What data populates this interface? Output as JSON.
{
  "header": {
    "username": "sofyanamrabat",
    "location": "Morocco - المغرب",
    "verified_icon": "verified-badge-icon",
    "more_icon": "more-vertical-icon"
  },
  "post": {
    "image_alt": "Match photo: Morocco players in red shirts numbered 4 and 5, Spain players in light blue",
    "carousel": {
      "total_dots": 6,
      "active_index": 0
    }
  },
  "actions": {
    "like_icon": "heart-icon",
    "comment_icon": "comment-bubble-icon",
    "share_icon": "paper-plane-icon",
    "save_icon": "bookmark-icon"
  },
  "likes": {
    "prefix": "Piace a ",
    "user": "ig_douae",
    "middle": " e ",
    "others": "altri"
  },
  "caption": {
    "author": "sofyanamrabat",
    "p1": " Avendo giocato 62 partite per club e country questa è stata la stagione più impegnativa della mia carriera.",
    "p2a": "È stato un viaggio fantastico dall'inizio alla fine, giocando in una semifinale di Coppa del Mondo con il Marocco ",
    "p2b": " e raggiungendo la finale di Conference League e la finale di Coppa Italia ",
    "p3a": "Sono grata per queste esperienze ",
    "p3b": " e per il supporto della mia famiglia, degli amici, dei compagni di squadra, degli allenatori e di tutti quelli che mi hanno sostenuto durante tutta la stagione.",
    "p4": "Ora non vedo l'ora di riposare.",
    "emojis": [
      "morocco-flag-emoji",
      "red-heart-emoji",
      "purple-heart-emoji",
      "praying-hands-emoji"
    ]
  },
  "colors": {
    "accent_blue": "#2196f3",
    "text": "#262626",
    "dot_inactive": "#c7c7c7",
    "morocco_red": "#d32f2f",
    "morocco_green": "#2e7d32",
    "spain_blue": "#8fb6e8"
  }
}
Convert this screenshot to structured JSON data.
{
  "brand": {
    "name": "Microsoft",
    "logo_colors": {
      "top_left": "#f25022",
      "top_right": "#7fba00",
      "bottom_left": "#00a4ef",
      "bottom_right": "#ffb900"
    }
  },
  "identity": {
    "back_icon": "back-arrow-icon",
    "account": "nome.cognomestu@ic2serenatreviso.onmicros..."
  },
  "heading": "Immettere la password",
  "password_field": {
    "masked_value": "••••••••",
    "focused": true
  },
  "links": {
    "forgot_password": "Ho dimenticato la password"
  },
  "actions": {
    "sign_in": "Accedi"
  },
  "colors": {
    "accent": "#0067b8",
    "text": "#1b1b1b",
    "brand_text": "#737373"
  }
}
■ ■ ■ ■ ■
*WORK TO DO*
Among the lines above, how many contain the string "this"? State the number alone.

*COMPLETE RESPONSE*
2